__Set task__:
Extract every entry word for word. Skip the pictures.

———

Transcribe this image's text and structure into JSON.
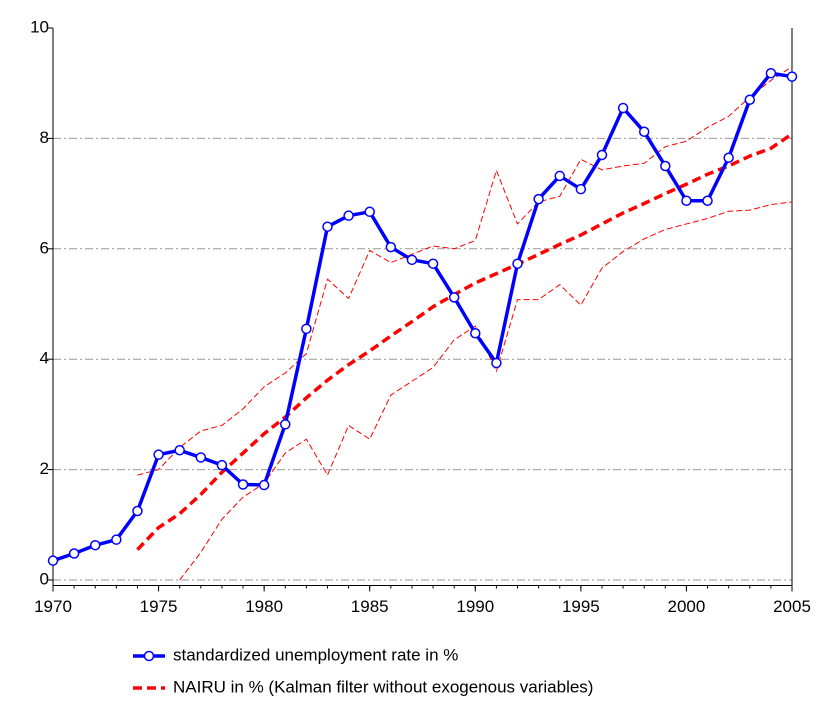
{
  "chart_data": {
    "type": "line",
    "x": [
      1970,
      1971,
      1972,
      1973,
      1974,
      1975,
      1976,
      1977,
      1978,
      1979,
      1980,
      1981,
      1982,
      1983,
      1984,
      1985,
      1986,
      1987,
      1988,
      1989,
      1990,
      1991,
      1992,
      1993,
      1994,
      1995,
      1996,
      1997,
      1998,
      1999,
      2000,
      2001,
      2002,
      2003,
      2004,
      2005
    ],
    "series": [
      {
        "name": "standardized unemployment rate in %",
        "color": "#0000ff",
        "style": "solid",
        "width": 3.5,
        "markers": true,
        "values": [
          0.35,
          0.48,
          0.63,
          0.73,
          1.25,
          2.27,
          2.35,
          2.22,
          2.08,
          1.73,
          1.72,
          2.82,
          4.55,
          6.4,
          6.6,
          6.67,
          6.03,
          5.8,
          5.73,
          5.12,
          4.47,
          3.93,
          5.73,
          6.9,
          7.32,
          7.08,
          7.7,
          8.55,
          8.12,
          7.5,
          6.87,
          6.87,
          7.65,
          8.7,
          9.18,
          9.12
        ]
      },
      {
        "name": "NAIRU in % (Kalman filter without exogenous variables)",
        "color": "#ff0000",
        "style": "dashed",
        "width": 3.5,
        "markers": false,
        "values": [
          null,
          null,
          null,
          null,
          0.55,
          0.95,
          1.2,
          1.55,
          1.95,
          2.3,
          2.65,
          2.95,
          3.3,
          3.62,
          3.9,
          4.15,
          4.42,
          4.68,
          4.95,
          5.17,
          5.38,
          5.55,
          5.72,
          5.9,
          6.08,
          6.25,
          6.45,
          6.65,
          6.82,
          7.0,
          7.17,
          7.35,
          7.5,
          7.68,
          7.82,
          8.08
        ]
      },
      {
        "color": "#ff0000",
        "style": "dashed",
        "width": 1,
        "markers": false,
        "values": [
          null,
          null,
          null,
          null,
          1.9,
          2.0,
          2.4,
          2.7,
          2.8,
          3.1,
          3.5,
          3.75,
          4.1,
          5.45,
          5.1,
          5.97,
          5.75,
          5.9,
          6.05,
          6.0,
          6.15,
          7.42,
          6.45,
          6.85,
          6.95,
          7.62,
          7.43,
          7.5,
          7.55,
          7.85,
          7.95,
          8.2,
          8.4,
          8.75,
          9.05,
          9.3
        ]
      },
      {
        "color": "#ff0000",
        "style": "dashed",
        "width": 1,
        "markers": false,
        "values": [
          null,
          null,
          null,
          null,
          null,
          null,
          0.0,
          0.5,
          1.1,
          1.5,
          1.75,
          2.3,
          2.55,
          1.9,
          2.8,
          2.55,
          3.35,
          3.6,
          3.85,
          4.35,
          4.6,
          3.78,
          5.08,
          5.08,
          5.35,
          4.98,
          5.65,
          5.95,
          6.18,
          6.35,
          6.45,
          6.55,
          6.68,
          6.7,
          6.8,
          6.85
        ]
      }
    ],
    "xlim": [
      1970,
      2005
    ],
    "xticks": [
      1970,
      1975,
      1980,
      1985,
      1990,
      1995,
      2000,
      2005
    ],
    "ylim": [
      -0.1,
      10
    ],
    "yticks": [
      0,
      2,
      4,
      6,
      8,
      10
    ],
    "grid": true,
    "legend": "bottom"
  }
}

———

__Result of the task__:
Transcribe this image's text and structure into JSON.
{
  "chart_data": {
    "type": "line",
    "x": [
      1970,
      1971,
      1972,
      1973,
      1974,
      1975,
      1976,
      1977,
      1978,
      1979,
      1980,
      1981,
      1982,
      1983,
      1984,
      1985,
      1986,
      1987,
      1988,
      1989,
      1990,
      1991,
      1992,
      1993,
      1994,
      1995,
      1996,
      1997,
      1998,
      1999,
      2000,
      2001,
      2002,
      2003,
      2004,
      2005
    ],
    "series": [
      {
        "name": "standardized unemployment rate in %",
        "color": "#0000ff",
        "style": "solid",
        "width": 3.5,
        "markers": true,
        "values": [
          0.35,
          0.48,
          0.63,
          0.73,
          1.25,
          2.27,
          2.35,
          2.22,
          2.08,
          1.73,
          1.72,
          2.82,
          4.55,
          6.4,
          6.6,
          6.67,
          6.03,
          5.8,
          5.73,
          5.12,
          4.47,
          3.93,
          5.73,
          6.9,
          7.32,
          7.08,
          7.7,
          8.55,
          8.12,
          7.5,
          6.87,
          6.87,
          7.65,
          8.7,
          9.18,
          9.12
        ]
      },
      {
        "name": "NAIRU in % (Kalman filter without exogenous variables)",
        "color": "#ff0000",
        "style": "dashed",
        "width": 3.5,
        "markers": false,
        "values": [
          null,
          null,
          null,
          null,
          0.55,
          0.95,
          1.2,
          1.55,
          1.95,
          2.3,
          2.65,
          2.95,
          3.3,
          3.62,
          3.9,
          4.15,
          4.42,
          4.68,
          4.95,
          5.17,
          5.38,
          5.55,
          5.72,
          5.9,
          6.08,
          6.25,
          6.45,
          6.65,
          6.82,
          7.0,
          7.17,
          7.35,
          7.5,
          7.68,
          7.82,
          8.08
        ]
      },
      {
        "color": "#ff0000",
        "style": "dashed",
        "width": 1,
        "markers": false,
        "values": [
          null,
          null,
          null,
          null,
          1.9,
          2.0,
          2.4,
          2.7,
          2.8,
          3.1,
          3.5,
          3.75,
          4.1,
          5.45,
          5.1,
          5.97,
          5.75,
          5.9,
          6.05,
          6.0,
          6.15,
          7.42,
          6.45,
          6.85,
          6.95,
          7.62,
          7.43,
          7.5,
          7.55,
          7.85,
          7.95,
          8.2,
          8.4,
          8.75,
          9.05,
          9.3
        ]
      },
      {
        "color": "#ff0000",
        "style": "dashed",
        "width": 1,
        "markers": false,
        "values": [
          null,
          null,
          null,
          null,
          null,
          null,
          0.0,
          0.5,
          1.1,
          1.5,
          1.75,
          2.3,
          2.55,
          1.9,
          2.8,
          2.55,
          3.35,
          3.6,
          3.85,
          4.35,
          4.6,
          3.78,
          5.08,
          5.08,
          5.35,
          4.98,
          5.65,
          5.95,
          6.18,
          6.35,
          6.45,
          6.55,
          6.68,
          6.7,
          6.8,
          6.85
        ]
      }
    ],
    "xlim": [
      1970,
      2005
    ],
    "xticks": [
      1970,
      1975,
      1980,
      1985,
      1990,
      1995,
      2000,
      2005
    ],
    "ylim": [
      -0.1,
      10
    ],
    "yticks": [
      0,
      2,
      4,
      6,
      8,
      10
    ],
    "grid": true,
    "legend": "bottom"
  }
}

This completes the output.